Saúde!Brasileiros: O aumento que observou no estudo foi esperado?

Kenneth Chambaere: Quando a lei foi aprovada, não estava claro o que iria acontecer porque não havia precedentes, na Bélgica ou fora. A expectativa é que teria um aumento gradual com a liberação, o que iria de encontro com teorias sociológicas que apontam aumento moderado depois de adoção de novas práticas. A enorme quantidade de casos de eutanásia pode ter surpreendido alguns que acreditaram que seria uma prática rara.

Quais foram os desafios para os especialistas?

O critério para a avaliação da eutanásia é deixado na mão dos médicos e também daqueles colegas que eles devem (legalmente) consultar. Levou um tempo para que especialistas se acostumassem com a ideia. Para muitos, foi preciso superar um limite pessoal. Eles precisavam ter confiança no procedimento e no processo de decisão que acompanha a implementação da prática – bem como entender como o comitê que faz a supervisão de casos iria proceder.

Vocês colocaram no estudo que a interpretação de termos da lei, como “doença incurável” ou “dor física ou psicológica insuportável” coloca algumas dificuldades para os médicos. A lei belga poderia ter sido mais específica?

É realmente os médicos que têm que avaliar isso, mas o que a lei pode fazer é detalhar uma diretriz mais específica para o processo de decisão que acompanha os casos – no sentido de um passo-a-passo de quais elementos e critérios devem ser levados em consideração. 

Nos casos de doenças não-terminais, especificamente, um comitê ético ou um painel de especialistas já foi proposto. Mas alguns acreditam que tudo isso pode tornar o processo muito pesado.

Na pesquisa, vocês apontaram que aspectos culturais e sociais têm um papel central em como a prática de eutanásia foi adotada. Você pode nos dar um exemplo de como esse contexto é importante?

Esses contextos são formados majoritariamente pelo background religioso e histórico de cada região. Por exemplo, na Bélgica, temos uma diferença grande entre a região de Flandres [norte] e da Valônia [sul].

Registros extraídos:
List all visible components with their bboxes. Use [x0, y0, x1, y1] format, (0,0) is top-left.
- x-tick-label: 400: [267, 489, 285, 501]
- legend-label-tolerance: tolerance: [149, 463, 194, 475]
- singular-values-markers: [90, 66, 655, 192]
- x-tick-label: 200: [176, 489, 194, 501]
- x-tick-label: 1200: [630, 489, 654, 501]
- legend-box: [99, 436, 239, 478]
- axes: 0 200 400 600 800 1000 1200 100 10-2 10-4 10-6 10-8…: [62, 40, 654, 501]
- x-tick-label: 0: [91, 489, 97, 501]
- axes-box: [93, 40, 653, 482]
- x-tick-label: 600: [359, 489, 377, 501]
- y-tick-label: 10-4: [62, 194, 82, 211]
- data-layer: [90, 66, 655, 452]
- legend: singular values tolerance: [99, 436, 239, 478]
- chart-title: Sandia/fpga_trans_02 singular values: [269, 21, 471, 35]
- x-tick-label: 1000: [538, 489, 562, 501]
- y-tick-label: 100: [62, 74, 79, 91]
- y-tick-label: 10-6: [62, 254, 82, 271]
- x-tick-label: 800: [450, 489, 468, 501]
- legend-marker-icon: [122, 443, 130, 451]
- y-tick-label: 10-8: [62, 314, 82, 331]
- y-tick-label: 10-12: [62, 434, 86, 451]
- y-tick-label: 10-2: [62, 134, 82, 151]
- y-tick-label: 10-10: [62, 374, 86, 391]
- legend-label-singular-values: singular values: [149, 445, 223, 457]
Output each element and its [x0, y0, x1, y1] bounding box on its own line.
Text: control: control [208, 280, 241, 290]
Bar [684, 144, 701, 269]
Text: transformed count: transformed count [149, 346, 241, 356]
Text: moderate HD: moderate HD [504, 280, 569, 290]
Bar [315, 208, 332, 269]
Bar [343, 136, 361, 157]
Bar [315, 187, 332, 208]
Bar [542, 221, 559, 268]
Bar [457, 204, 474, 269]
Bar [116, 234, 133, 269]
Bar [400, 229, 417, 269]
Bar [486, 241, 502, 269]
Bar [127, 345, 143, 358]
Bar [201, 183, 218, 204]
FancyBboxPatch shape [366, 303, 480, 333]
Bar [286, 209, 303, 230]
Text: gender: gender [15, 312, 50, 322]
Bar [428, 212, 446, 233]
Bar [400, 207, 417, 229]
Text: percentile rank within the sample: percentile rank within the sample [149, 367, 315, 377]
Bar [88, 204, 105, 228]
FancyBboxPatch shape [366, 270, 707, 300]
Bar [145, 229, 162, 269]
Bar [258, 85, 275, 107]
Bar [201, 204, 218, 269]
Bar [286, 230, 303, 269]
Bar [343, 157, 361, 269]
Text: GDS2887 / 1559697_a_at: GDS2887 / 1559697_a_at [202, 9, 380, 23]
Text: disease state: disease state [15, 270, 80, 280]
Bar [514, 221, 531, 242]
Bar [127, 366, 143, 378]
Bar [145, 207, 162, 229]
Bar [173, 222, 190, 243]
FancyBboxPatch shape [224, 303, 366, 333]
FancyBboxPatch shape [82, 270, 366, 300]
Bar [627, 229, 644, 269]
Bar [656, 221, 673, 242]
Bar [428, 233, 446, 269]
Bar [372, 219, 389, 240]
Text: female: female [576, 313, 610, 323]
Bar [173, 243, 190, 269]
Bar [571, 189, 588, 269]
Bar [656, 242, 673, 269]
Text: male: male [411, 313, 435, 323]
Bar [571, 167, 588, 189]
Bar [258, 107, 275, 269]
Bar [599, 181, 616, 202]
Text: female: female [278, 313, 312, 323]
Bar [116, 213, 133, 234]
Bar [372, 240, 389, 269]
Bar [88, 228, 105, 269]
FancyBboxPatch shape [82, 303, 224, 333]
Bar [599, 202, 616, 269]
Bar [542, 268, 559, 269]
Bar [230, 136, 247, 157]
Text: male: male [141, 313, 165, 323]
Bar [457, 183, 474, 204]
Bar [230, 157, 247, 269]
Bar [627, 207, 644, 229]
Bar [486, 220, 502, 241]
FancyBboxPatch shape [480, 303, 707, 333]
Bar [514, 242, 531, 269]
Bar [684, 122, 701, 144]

Tarefa 1
Responda com base na entrevista sobre a eutanásia na Bélgica:
(a) A quem cabe o critério para a avaliação da eutanásia?
(b) O que já foi proposto para os casos de doenças não-terminais?
(c) Quais regiões da Bélgica são citadas para mostrar uma diferença grande de contexto?
Tarefa 2
Segundo a entrevista sobre a eutanásia na Bélgica, por que a enorme quantidade de casos pode ter surpreendido algumas pessoas?
Tarefa 3
Escreva a continuação da entrevista sobre a eutanásia na Bélgica a partir da última frase apresentada.
Os registros não entram nesta atividade.

Resposta 1
(a) Aos médicos e aos colegas que eles devem consultar por lei.
(b) Um comitê ético ou um painel de especialistas.
(c) Flandres, no norte, e a Valônia, no sul.

Resposta 2
Porque essas pessoas acreditavam que a eutanásia seria uma prática rara. A expectativa era de um aumento gradual depois da liberação.

Resposta 3
A Valônia adere a um modelo mais paternalista de assistência, enquanto Flandres valoriza mais as decisões do paciente e sua autonomia. O primeiro modelo segue a tradição do sul da Europa e o último, a tradição do norte europeu. 

Acredita que a idade e o fato de não ser dor física também é um complicador quando são considerados contextos culturais em que a prática é adotada?

A prática para pessoas muito jovens é muito mais difícil de lidar porque é considerado que viveram pouco e não levaram uma vida plena. Ainda, a eutanásia para questões não físicas não é uma razão “aceitável” para muitos médicos.

 Por quê?

Há questões sobre se há condições de saber se a doença é realmente incurável. É muito difícil julgar se o sofrimento desses pacientes é de fato constante e insuportável. 

A pesquisa aponta que a eutanásia deveria ser monitorada para uma melhor avaliação da prática. Que tipo de informação está faltando?

Nós precisamos saber mais detalhadamente quais são os critérios e passos tomados no processo de decisão para ver se há problemas nele. Um outro ponto é saber o que acontece com pacientes quando o pedido não é aceito. É preciso melhor avaliar também qual o impacto da prática para a família.

A eutanásia é ilegal em muitos países, como o Brasil. Acredita que contextos culturais têm um papel em como o assunto é visto ao redor do mundo? Em que medida acredita que o contexto belga é diferente?

Na Bélgica, o discurso público sobre a eutanásia e sobre outros assuntos é bastante liberal e progressista – mais do que em outros países. O apoio da população [para a eutanásia] é bem alto e a aceitação entre médicos e profissionais de saúde ligados a cuidados paliativos se tornou agora maioria.

A legislação também acomodou ser possível que profissionais aleguem “objeção de consciência” para recusar a participação na eutanásia, o que reforça o liberalismo ético do país.